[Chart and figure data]
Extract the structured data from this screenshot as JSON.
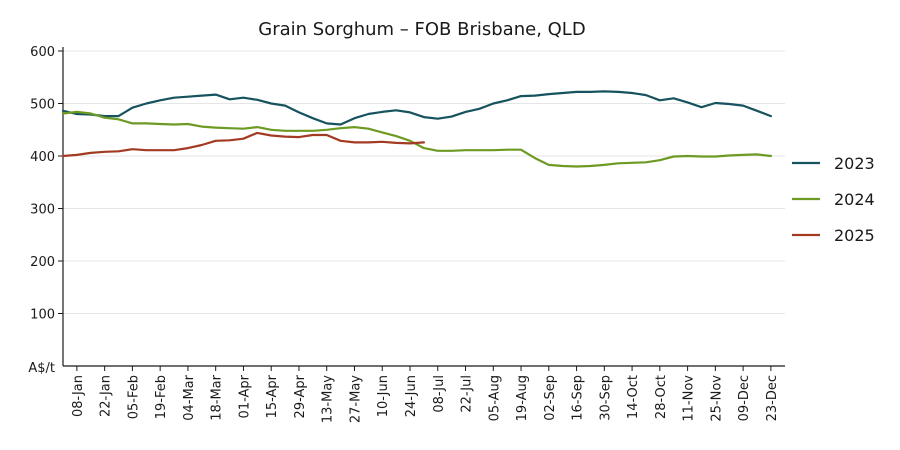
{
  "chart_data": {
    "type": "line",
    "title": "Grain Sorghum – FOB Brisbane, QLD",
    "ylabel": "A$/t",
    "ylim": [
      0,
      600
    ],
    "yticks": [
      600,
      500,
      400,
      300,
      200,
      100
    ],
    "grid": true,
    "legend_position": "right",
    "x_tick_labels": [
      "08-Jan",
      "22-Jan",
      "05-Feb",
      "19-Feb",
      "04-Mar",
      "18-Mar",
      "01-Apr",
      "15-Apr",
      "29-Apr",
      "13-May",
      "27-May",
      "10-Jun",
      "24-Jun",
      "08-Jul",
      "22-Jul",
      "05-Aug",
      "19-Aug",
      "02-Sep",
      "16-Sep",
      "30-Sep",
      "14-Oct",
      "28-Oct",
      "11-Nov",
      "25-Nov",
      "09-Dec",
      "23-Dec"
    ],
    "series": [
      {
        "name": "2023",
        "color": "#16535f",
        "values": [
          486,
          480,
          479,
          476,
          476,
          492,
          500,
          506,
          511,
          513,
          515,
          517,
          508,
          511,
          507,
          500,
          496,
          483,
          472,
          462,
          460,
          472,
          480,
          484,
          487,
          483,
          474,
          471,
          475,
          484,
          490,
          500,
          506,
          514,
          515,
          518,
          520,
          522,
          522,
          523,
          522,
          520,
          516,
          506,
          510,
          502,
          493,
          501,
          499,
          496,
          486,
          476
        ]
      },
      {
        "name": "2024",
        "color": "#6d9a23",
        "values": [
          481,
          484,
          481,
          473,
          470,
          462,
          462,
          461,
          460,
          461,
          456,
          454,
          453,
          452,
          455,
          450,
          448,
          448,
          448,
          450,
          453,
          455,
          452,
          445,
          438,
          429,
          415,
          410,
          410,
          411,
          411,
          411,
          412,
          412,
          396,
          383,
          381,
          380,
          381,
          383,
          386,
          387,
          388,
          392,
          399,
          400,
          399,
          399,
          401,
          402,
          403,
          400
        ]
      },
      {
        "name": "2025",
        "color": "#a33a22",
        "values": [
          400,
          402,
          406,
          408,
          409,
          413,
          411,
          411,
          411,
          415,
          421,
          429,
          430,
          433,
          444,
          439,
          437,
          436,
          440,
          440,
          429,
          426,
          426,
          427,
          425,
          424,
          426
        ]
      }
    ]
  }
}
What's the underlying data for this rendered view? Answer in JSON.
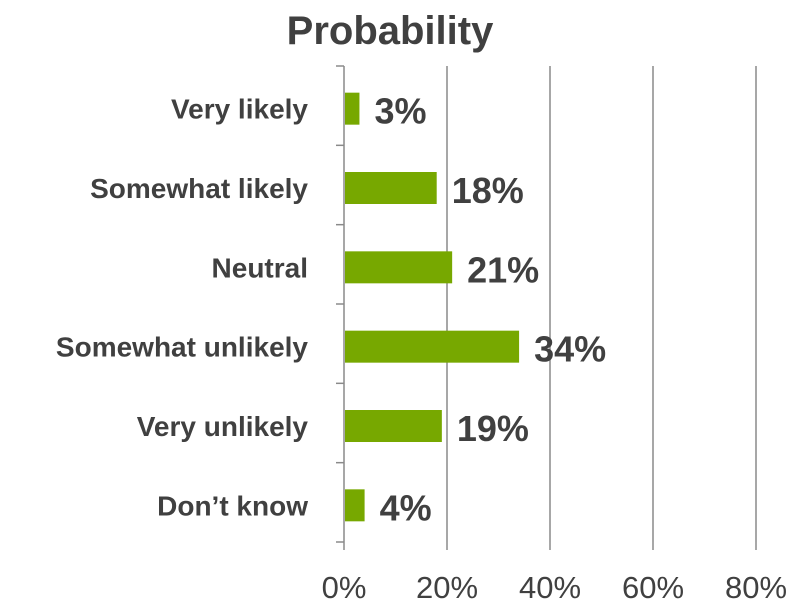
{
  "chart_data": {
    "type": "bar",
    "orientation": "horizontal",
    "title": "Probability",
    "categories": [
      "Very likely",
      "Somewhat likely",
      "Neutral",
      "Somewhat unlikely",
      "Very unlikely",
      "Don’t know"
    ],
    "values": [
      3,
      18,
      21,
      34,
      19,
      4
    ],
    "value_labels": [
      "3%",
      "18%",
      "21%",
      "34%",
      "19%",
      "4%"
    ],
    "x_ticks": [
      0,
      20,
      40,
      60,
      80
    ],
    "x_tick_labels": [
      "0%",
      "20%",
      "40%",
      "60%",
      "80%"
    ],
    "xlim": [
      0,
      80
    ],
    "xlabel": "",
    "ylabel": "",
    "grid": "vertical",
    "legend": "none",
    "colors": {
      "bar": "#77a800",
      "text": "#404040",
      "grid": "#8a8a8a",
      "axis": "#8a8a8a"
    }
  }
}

EXERCISE BRIEF
List the lines of the records where "title" occurs.

TASK OUTPUT
    "title": "Grain Sorghum – FOB Brisbane, QLD",
    "title": "Probability",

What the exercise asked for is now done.